TASK PROMPT: Collect every line in the records below that contains the word "peak".

Figure contents as structured data
::::
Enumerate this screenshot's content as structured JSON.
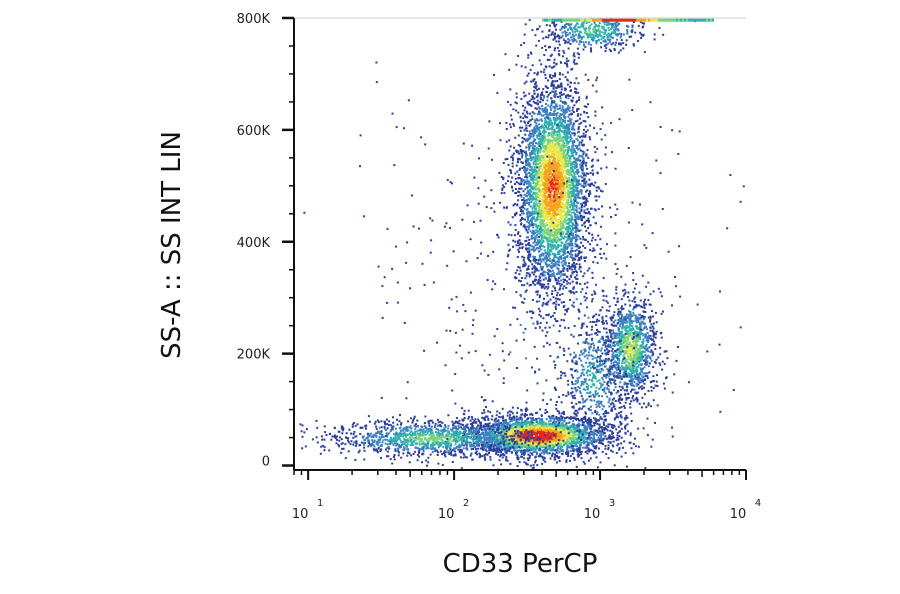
{
  "chart_data": {
    "type": "scatter",
    "title": "",
    "xlabel": "CD33 PerCP",
    "ylabel": "SS-A :: SS INT LIN",
    "x_scale": "log",
    "xlim": [
      8,
      10000
    ],
    "ylim": [
      -8000,
      800000
    ],
    "x_ticks": [
      {
        "value": 10,
        "base": "10",
        "exp": "1"
      },
      {
        "value": 100,
        "base": "10",
        "exp": "2"
      },
      {
        "value": 1000,
        "base": "10",
        "exp": "3"
      },
      {
        "value": 10000,
        "base": "10",
        "exp": "4"
      }
    ],
    "y_ticks": [
      {
        "value": 0,
        "label": "0"
      },
      {
        "value": 200000,
        "label": "200K"
      },
      {
        "value": 400000,
        "label": "400K"
      },
      {
        "value": 600000,
        "label": "600K"
      },
      {
        "value": 800000,
        "label": "800K"
      }
    ],
    "colormap": [
      "#2c3e9b",
      "#3c7fc0",
      "#2fb0b0",
      "#7bd37a",
      "#e8e84a",
      "#f7a21b",
      "#e4281e"
    ],
    "grid": false,
    "legend": "none",
    "populations": [
      {
        "cx": 370,
        "cy": 55000,
        "sx": 0.24,
        "sy": 18000,
        "count": 2600,
        "peak": 1.0
      },
      {
        "cx": 70,
        "cy": 50000,
        "sx": 0.35,
        "sy": 16000,
        "count": 1200,
        "peak": 0.45
      },
      {
        "cx": 470,
        "cy": 500000,
        "sx": 0.12,
        "sy": 95000,
        "count": 4200,
        "peak": 0.85
      },
      {
        "cx": 1600,
        "cy": 210000,
        "sx": 0.09,
        "sy": 45000,
        "count": 1100,
        "peak": 0.55
      },
      {
        "cx": 900,
        "cy": 160000,
        "sx": 0.12,
        "sy": 55000,
        "count": 500,
        "peak": 0.3
      },
      {
        "cx": 900,
        "cy": 780000,
        "sx": 0.18,
        "sy": 20000,
        "count": 500,
        "peak": 0.4
      },
      {
        "cx": 400,
        "cy": 300000,
        "sx": 0.55,
        "sy": 200000,
        "count": 500,
        "peak": 0.1
      }
    ],
    "saturation_band": {
      "x_from": 400,
      "x_to": 6000,
      "y": 797000
    }
  }
}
::::
SOLVED EXERCISE:
        "peak": 1.0
        "peak": 0.45
        "peak": 0.85
        "peak": 0.55
        "peak": 0.3
        "peak": 0.4
        "peak": 0.1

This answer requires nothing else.